*Task brief*. The entries that follow should be written out exactly.

= = = = = = =

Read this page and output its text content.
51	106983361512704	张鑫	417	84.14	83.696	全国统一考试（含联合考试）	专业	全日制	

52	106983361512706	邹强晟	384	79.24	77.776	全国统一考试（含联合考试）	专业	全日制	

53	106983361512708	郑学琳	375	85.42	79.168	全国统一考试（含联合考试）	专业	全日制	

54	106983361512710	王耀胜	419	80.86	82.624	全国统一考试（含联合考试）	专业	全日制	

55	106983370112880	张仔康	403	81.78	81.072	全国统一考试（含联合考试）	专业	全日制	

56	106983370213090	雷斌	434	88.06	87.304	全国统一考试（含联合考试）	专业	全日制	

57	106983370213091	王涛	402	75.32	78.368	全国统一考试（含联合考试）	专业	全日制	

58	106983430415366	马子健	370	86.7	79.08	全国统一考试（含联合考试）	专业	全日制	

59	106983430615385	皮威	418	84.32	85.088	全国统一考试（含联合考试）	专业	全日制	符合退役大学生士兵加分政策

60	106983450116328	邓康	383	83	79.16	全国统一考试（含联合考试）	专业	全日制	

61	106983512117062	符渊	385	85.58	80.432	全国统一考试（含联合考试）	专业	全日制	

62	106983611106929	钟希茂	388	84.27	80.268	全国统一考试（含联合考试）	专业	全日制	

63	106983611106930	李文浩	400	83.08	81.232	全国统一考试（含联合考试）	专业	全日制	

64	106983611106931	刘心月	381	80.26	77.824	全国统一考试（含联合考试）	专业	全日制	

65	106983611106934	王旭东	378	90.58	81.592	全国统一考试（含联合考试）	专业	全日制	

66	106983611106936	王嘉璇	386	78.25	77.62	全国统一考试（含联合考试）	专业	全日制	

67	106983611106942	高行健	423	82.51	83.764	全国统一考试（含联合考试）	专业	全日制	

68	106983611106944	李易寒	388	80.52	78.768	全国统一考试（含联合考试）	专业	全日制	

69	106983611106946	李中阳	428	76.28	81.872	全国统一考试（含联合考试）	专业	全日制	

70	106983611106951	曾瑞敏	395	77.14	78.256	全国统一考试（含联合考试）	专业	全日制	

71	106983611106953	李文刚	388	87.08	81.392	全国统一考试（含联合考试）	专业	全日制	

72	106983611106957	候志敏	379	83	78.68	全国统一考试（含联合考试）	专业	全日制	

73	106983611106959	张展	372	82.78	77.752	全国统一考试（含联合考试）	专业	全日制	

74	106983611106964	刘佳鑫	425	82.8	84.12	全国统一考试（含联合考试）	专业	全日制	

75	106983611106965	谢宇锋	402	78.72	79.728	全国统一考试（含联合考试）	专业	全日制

= = = = = = =

*Answer for this exercise*.
Read this page and output its text content.
51	106983361512704	张鑫	417	84.14	83.696	全国统一考试（含联合考试）	专业	全日制	

52	106983361512706	邹强晟	384	79.24	77.776	全国统一考试（含联合考试）	专业	全日制	

53	106983361512708	郑学琳	375	85.42	79.168	全国统一考试（含联合考试）	专业	全日制	

54	106983361512710	王耀胜	419	80.86	82.624	全国统一考试（含联合考试）	专业	全日制	

55	106983370112880	张仔康	403	81.78	81.072	全国统一考试（含联合考试）	专业	全日制	

56	106983370213090	雷斌	434	88.06	87.304	全国统一考试（含联合考试）	专业	全日制	

57	106983370213091	王涛	402	75.32	78.368	全国统一考试（含联合考试）	专业	全日制	

58	106983430415366	马子健	370	86.7	79.08	全国统一考试（含联合考试）	专业	全日制	

59	106983430615385	皮威	418	84.32	85.088	全国统一考试（含联合考试）	专业	全日制	符合退役大学生士兵加分政策

60	106983450116328	邓康	383	83	79.16	全国统一考试（含联合考试）	专业	全日制	

61	106983512117062	符渊	385	85.58	80.432	全国统一考试（含联合考试）	专业	全日制	

62	106983611106929	钟希茂	388	84.27	80.268	全国统一考试（含联合考试）	专业	全日制	

63	106983611106930	李文浩	400	83.08	81.232	全国统一考试（含联合考试）	专业	全日制	

64	106983611106931	刘心月	381	80.26	77.824	全国统一考试（含联合考试）	专业	全日制	

65	106983611106934	王旭东	378	90.58	81.592	全国统一考试（含联合考试）	专业	全日制	

66	106983611106936	王嘉璇	386	78.25	77.62	全国统一考试（含联合考试）	专业	全日制	

67	106983611106942	高行健	423	82.51	83.764	全国统一考试（含联合考试）	专业	全日制	

68	106983611106944	李易寒	388	80.52	78.768	全国统一考试（含联合考试）	专业	全日制	

69	106983611106946	李中阳	428	76.28	81.872	全国统一考试（含联合考试）	专业	全日制	

70	106983611106951	曾瑞敏	395	77.14	78.256	全国统一考试（含联合考试）	专业	全日制	

71	106983611106953	李文刚	388	87.08	81.392	全国统一考试（含联合考试）	专业	全日制	

72	106983611106957	候志敏	379	83	78.68	全国统一考试（含联合考试）	专业	全日制	

73	106983611106959	张展	372	82.78	77.752	全国统一考试（含联合考试）	专业	全日制	

74	106983611106964	刘佳鑫	425	82.8	84.12	全国统一考试（含联合考试）	专业	全日制	

75	106983611106965	谢宇锋	402	78.72	79.728	全国统一考试（含联合考试）	专业	全日制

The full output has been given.